◆ **WHAT IS EXPECTED**: Write out the records again, exactly, leaving none out.

◆ **SUPPLIED DATA**:
================

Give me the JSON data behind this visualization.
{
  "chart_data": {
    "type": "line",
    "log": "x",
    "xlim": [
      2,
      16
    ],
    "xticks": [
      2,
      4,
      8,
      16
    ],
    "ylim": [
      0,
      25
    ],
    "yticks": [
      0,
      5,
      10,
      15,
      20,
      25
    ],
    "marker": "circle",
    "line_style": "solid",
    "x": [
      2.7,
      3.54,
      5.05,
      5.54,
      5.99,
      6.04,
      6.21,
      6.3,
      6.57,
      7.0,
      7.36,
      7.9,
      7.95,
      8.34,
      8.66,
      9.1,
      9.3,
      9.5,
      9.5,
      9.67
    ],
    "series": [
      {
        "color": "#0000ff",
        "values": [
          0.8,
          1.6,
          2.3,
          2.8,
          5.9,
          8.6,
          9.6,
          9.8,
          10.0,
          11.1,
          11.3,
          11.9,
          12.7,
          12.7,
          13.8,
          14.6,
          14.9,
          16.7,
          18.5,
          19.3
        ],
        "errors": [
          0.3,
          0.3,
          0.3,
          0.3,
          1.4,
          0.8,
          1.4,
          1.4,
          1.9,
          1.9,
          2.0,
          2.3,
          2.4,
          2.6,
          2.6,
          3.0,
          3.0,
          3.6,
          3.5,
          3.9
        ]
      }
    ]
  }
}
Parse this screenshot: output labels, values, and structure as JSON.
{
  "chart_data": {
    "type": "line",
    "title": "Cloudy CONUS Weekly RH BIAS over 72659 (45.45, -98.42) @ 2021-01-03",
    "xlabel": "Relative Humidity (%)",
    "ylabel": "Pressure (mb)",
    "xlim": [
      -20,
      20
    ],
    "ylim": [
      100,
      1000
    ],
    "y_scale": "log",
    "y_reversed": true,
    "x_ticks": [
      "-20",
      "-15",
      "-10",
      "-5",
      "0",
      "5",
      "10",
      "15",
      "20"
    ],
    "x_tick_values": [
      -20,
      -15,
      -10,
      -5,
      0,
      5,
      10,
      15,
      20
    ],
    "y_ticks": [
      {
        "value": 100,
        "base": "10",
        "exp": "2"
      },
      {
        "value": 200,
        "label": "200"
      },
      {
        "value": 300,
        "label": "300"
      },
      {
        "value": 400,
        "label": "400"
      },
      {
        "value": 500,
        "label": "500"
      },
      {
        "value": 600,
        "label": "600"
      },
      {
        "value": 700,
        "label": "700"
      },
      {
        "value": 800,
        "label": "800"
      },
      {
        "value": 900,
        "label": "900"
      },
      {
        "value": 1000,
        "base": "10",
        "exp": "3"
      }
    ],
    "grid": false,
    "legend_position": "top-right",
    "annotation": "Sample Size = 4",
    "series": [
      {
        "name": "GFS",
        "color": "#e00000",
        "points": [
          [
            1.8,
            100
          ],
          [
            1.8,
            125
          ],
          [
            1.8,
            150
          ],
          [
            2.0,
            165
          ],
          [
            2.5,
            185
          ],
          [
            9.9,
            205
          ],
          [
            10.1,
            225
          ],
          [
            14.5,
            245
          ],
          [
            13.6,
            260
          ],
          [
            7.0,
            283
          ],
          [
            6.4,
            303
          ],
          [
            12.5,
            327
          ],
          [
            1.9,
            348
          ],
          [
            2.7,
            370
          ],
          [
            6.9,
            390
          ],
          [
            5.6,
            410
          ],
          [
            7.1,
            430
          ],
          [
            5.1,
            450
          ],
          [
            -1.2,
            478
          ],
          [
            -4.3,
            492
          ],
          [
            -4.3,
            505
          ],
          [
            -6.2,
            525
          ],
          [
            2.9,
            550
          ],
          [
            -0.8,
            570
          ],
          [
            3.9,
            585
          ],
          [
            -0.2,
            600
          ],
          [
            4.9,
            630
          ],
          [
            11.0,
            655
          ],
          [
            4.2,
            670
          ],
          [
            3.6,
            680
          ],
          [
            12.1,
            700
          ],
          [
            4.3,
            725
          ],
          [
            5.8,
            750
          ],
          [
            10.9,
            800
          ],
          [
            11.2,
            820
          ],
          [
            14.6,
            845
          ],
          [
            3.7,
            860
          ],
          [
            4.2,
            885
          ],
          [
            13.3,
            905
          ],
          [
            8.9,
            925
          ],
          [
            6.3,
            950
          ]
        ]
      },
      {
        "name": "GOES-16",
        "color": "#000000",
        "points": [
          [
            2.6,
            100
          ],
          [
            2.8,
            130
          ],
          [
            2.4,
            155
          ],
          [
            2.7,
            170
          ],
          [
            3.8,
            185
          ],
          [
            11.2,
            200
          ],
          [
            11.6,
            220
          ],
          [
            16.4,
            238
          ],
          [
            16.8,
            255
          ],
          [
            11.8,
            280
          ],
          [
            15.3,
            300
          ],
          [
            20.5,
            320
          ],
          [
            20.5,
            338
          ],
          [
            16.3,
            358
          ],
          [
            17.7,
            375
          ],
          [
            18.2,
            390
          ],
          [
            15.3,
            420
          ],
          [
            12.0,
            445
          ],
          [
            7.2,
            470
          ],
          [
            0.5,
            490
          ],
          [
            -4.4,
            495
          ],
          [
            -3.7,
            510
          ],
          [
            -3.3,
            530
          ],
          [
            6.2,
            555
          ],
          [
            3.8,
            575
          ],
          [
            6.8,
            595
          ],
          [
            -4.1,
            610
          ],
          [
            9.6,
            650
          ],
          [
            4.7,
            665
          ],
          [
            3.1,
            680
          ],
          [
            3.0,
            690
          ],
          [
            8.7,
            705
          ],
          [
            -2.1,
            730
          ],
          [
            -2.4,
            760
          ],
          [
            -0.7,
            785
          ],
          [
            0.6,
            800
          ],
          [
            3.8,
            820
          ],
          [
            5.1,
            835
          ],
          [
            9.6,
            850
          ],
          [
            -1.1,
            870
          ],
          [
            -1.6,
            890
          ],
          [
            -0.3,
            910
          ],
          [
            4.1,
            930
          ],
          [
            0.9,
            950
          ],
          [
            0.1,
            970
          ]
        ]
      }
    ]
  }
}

================

◆ **SOLUTION**:
Give me the JSON data behind this visualization.
{
  "chart_data": {
    "type": "line",
    "log": "x",
    "xlim": [
      2,
      16
    ],
    "xticks": [
      2,
      4,
      8,
      16
    ],
    "ylim": [
      0,
      25
    ],
    "yticks": [
      0,
      5,
      10,
      15,
      20,
      25
    ],
    "marker": "circle",
    "line_style": "solid",
    "x": [
      2.7,
      3.54,
      5.05,
      5.54,
      5.99,
      6.04,
      6.21,
      6.3,
      6.57,
      7.0,
      7.36,
      7.9,
      7.95,
      8.34,
      8.66,
      9.1,
      9.3,
      9.5,
      9.5,
      9.67
    ],
    "series": [
      {
        "color": "#0000ff",
        "values": [
          0.8,
          1.6,
          2.3,
          2.8,
          5.9,
          8.6,
          9.6,
          9.8,
          10.0,
          11.1,
          11.3,
          11.9,
          12.7,
          12.7,
          13.8,
          14.6,
          14.9,
          16.7,
          18.5,
          19.3
        ],
        "errors": [
          0.3,
          0.3,
          0.3,
          0.3,
          1.4,
          0.8,
          1.4,
          1.4,
          1.9,
          1.9,
          2.0,
          2.3,
          2.4,
          2.6,
          2.6,
          3.0,
          3.0,
          3.6,
          3.5,
          3.9
        ]
      }
    ]
  }
}
Parse this screenshot: output labels, values, and structure as JSON.
{
  "chart_data": {
    "type": "line",
    "title": "Cloudy CONUS Weekly RH BIAS over 72659 (45.45, -98.42) @ 2021-01-03",
    "xlabel": "Relative Humidity (%)",
    "ylabel": "Pressure (mb)",
    "xlim": [
      -20,
      20
    ],
    "ylim": [
      100,
      1000
    ],
    "y_scale": "log",
    "y_reversed": true,
    "x_ticks": [
      "-20",
      "-15",
      "-10",
      "-5",
      "0",
      "5",
      "10",
      "15",
      "20"
    ],
    "x_tick_values": [
      -20,
      -15,
      -10,
      -5,
      0,
      5,
      10,
      15,
      20
    ],
    "y_ticks": [
      {
        "value": 100,
        "base": "10",
        "exp": "2"
      },
      {
        "value": 200,
        "label": "200"
      },
      {
        "value": 300,
        "label": "300"
      },
      {
        "value": 400,
        "label": "400"
      },
      {
        "value": 500,
        "label": "500"
      },
      {
        "value": 600,
        "label": "600"
      },
      {
        "value": 700,
        "label": "700"
      },
      {
        "value": 800,
        "label": "800"
      },
      {
        "value": 900,
        "label": "900"
      },
      {
        "value": 1000,
        "base": "10",
        "exp": "3"
      }
    ],
    "grid": false,
    "legend_position": "top-right",
    "annotation": "Sample Size = 4",
    "series": [
      {
        "name": "GFS",
        "color": "#e00000",
        "points": [
          [
            1.8,
            100
          ],
          [
            1.8,
            125
          ],
          [
            1.8,
            150
          ],
          [
            2.0,
            165
          ],
          [
            2.5,
            185
          ],
          [
            9.9,
            205
          ],
          [
            10.1,
            225
          ],
          [
            14.5,
            245
          ],
          [
            13.6,
            260
          ],
          [
            7.0,
            283
          ],
          [
            6.4,
            303
          ],
          [
            12.5,
            327
          ],
          [
            1.9,
            348
          ],
          [
            2.7,
            370
          ],
          [
            6.9,
            390
          ],
          [
            5.6,
            410
          ],
          [
            7.1,
            430
          ],
          [
            5.1,
            450
          ],
          [
            -1.2,
            478
          ],
          [
            -4.3,
            492
          ],
          [
            -4.3,
            505
          ],
          [
            -6.2,
            525
          ],
          [
            2.9,
            550
          ],
          [
            -0.8,
            570
          ],
          [
            3.9,
            585
          ],
          [
            -0.2,
            600
          ],
          [
            4.9,
            630
          ],
          [
            11.0,
            655
          ],
          [
            4.2,
            670
          ],
          [
            3.6,
            680
          ],
          [
            12.1,
            700
          ],
          [
            4.3,
            725
          ],
          [
            5.8,
            750
          ],
          [
            10.9,
            800
          ],
          [
            11.2,
            820
          ],
          [
            14.6,
            845
          ],
          [
            3.7,
            860
          ],
          [
            4.2,
            885
          ],
          [
            13.3,
            905
          ],
          [
            8.9,
            925
          ],
          [
            6.3,
            950
          ]
        ]
      },
      {
        "name": "GOES-16",
        "color": "#000000",
        "points": [
          [
            2.6,
            100
          ],
          [
            2.8,
            130
          ],
          [
            2.4,
            155
          ],
          [
            2.7,
            170
          ],
          [
            3.8,
            185
          ],
          [
            11.2,
            200
          ],
          [
            11.6,
            220
          ],
          [
            16.4,
            238
          ],
          [
            16.8,
            255
          ],
          [
            11.8,
            280
          ],
          [
            15.3,
            300
          ],
          [
            20.5,
            320
          ],
          [
            20.5,
            338
          ],
          [
            16.3,
            358
          ],
          [
            17.7,
            375
          ],
          [
            18.2,
            390
          ],
          [
            15.3,
            420
          ],
          [
            12.0,
            445
          ],
          [
            7.2,
            470
          ],
          [
            0.5,
            490
          ],
          [
            -4.4,
            495
          ],
          [
            -3.7,
            510
          ],
          [
            -3.3,
            530
          ],
          [
            6.2,
            555
          ],
          [
            3.8,
            575
          ],
          [
            6.8,
            595
          ],
          [
            -4.1,
            610
          ],
          [
            9.6,
            650
          ],
          [
            4.7,
            665
          ],
          [
            3.1,
            680
          ],
          [
            3.0,
            690
          ],
          [
            8.7,
            705
          ],
          [
            -2.1,
            730
          ],
          [
            -2.4,
            760
          ],
          [
            -0.7,
            785
          ],
          [
            0.6,
            800
          ],
          [
            3.8,
            820
          ],
          [
            5.1,
            835
          ],
          [
            9.6,
            850
          ],
          [
            -1.1,
            870
          ],
          [
            -1.6,
            890
          ],
          [
            -0.3,
            910
          ],
          [
            4.1,
            930
          ],
          [
            0.9,
            950
          ],
          [
            0.1,
            970
          ]
        ]
      }
    ]
  }
}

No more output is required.